## [BRANO DI LETTURA]
************
Lasciate ogni speranza o voi che entrate…

È straordinario notare come un lavoro semplice e per certi versi scontato, come quello del cassiere di un ipermercato, possa essere in realtà fonte di notevoli esperienze e spunti di riflessione.
Non si tratta certamente di un ruolo che prevede lo svolgimento di attività complesse, ma può ugualmente diventare complicato gestire particolari circostanze, soprattutto a causa dell’interazione e delle reazioni da parte dei clienti con cui si è in contatto.
Senza trascurare l’eventuale organizzazione e comunicazione (o mancanza di esse) nei processi dell’azienda presso cui si opera e che, purtroppo, finiscono con il condizionare ogni dinamica lavorativa e non.
Come accade in tutti i contesti occupazionali, oserei dire.
Quello del cassiere è comunque un impiego che può risultare stressante per svariati motivi: i ritmi non vengono sempre decisi dalla risorsa umana, i clienti possono avere necessità e comportamenti imprevedibili, vi sono responsabilità in merito ai soldi movimentati, possono insorgere problematiche che limitano la qualità del servizio offerto al pubblico …
Ma soprattutto, nonostante si operi a stretto contatto con i clienti, risulta essere un’attività alienante.
Non sempre c’è contatto umano, intendo.
Alle volte nemmeno il saluto. Spesso poi il personale di cassa viene confuso con la macchina che invece consente il transito e il pagamento degli articoli della spesa effettuata.
Oltre a ciò, un altro aspetto che può essere motivo di riflessione è il fatto di dover costantemente maneggiare banconote e carte per il pagamento. Sembra infatti che quei piccoli pezzetti di carta a cui attribuiamo un valore, secondo un inganno comunemente convenuto, siano tutto.
Avere soldi, possedere cioè, significa benessere, felicità, vita.
Esistenza.
In caso contrario … beh, che ci fate qui dentro? Turismo agonistico?
O almeno questo è quello che cercano di farci credere loro.
Loro chi?
Quelli che di soldi ne hanno in quantità inimmaginabile, presumo, e che segretamente manovrano la storia dell’umanità. Non i puffi, sia chiaro, quegli altri, gli innominabili poteri occulti.
In pratica, la moneta è una sorta di metro sociale che permette il confronto di individui altrimenti difficilmente raffrontabili. Costituisce in pratica un riferimento semi oggettivo per stabilire quanto effettivamente valga una persona. I soldi quindi sono tuttora uno status symbol, un sinonimo di potere e controllo, un anticipo di divinità.
Per il cassiere invece le banconote, gli assegni, i bancomat e le carte di credito sono solamente strumenti con cui avere a che fare: si accumulano soldi per tutto il giorno e, alla sera, quando poi tutto tace, una volta contati e controllati, vengono spediti al caveau.
************
## [MATERIALE FORNITO]
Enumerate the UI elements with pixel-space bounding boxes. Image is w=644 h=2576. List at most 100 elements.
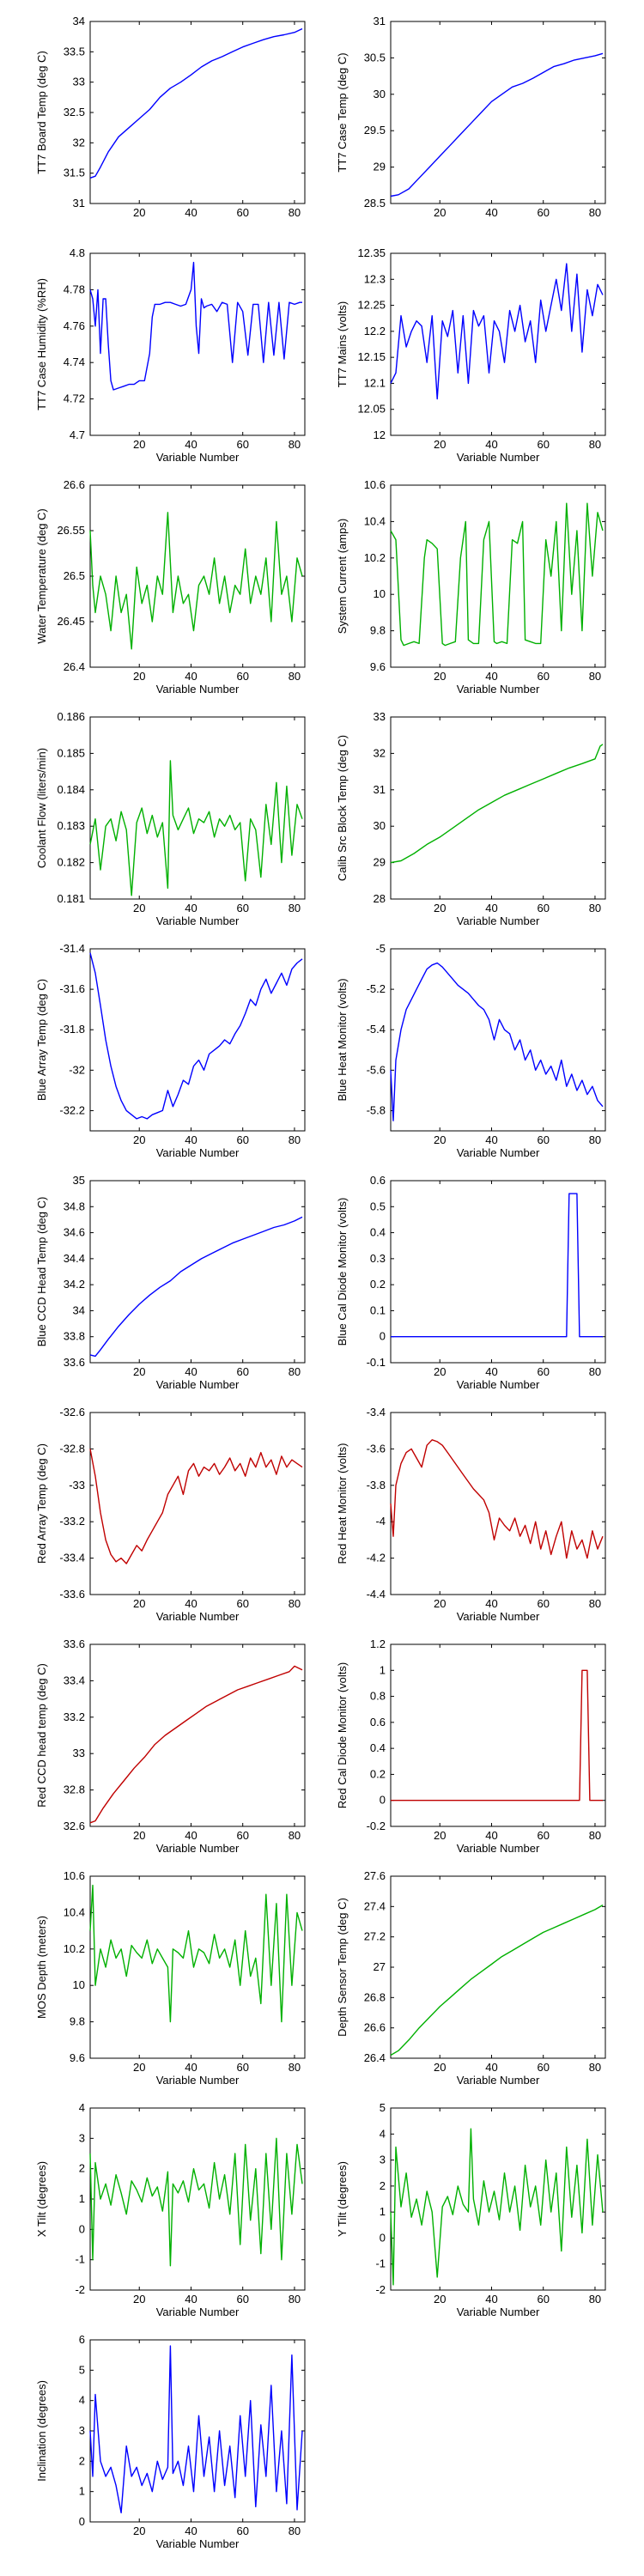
************
## [COMPITI RICHIESTI]
1. Cita dal testo sul lavoro del cassiere il passo che va da "In caso contrario" fino a "anticipo di divinità." compreso.
2. Rispondi a queste domande sul testo sul lavoro del cassiere.
(a) Con che cosa viene spesso confuso il personale di cassa?
(b) Di che cosa sono sinonimo i soldi?
(c) Dove vengono spediti i soldi alla sera, una volta contati e controllati?

## [RISPOSTE ATTESE]
1.
In caso contrario … beh, che ci fate qui dentro? Turismo agonistico?
O almeno questo è quello che cercano di farci credere loro.
Loro chi?
Quelli che di soldi ne hanno in quantità inimmaginabile, presumo, e che segretamente manovrano la storia dell’umanità. Non i puffi, sia chiaro, quegli altri, gli innominabili poteri occulti.
In pratica, la moneta è una sorta di metro sociale che permette il confronto di individui altrimenti difficilmente raffrontabili. Costituisce in pratica un riferimento semi oggettivo per stabilire quanto effettivamente valga una persona. I soldi quindi sono tuttora uno status symbol, un sinonimo di potere e controllo, un anticipo di divinità.

2.
(a) Con la macchina che consente il transito e il pagamento degli articoli della spesa.
(b) Di potere e controllo.
(c) Al caveau.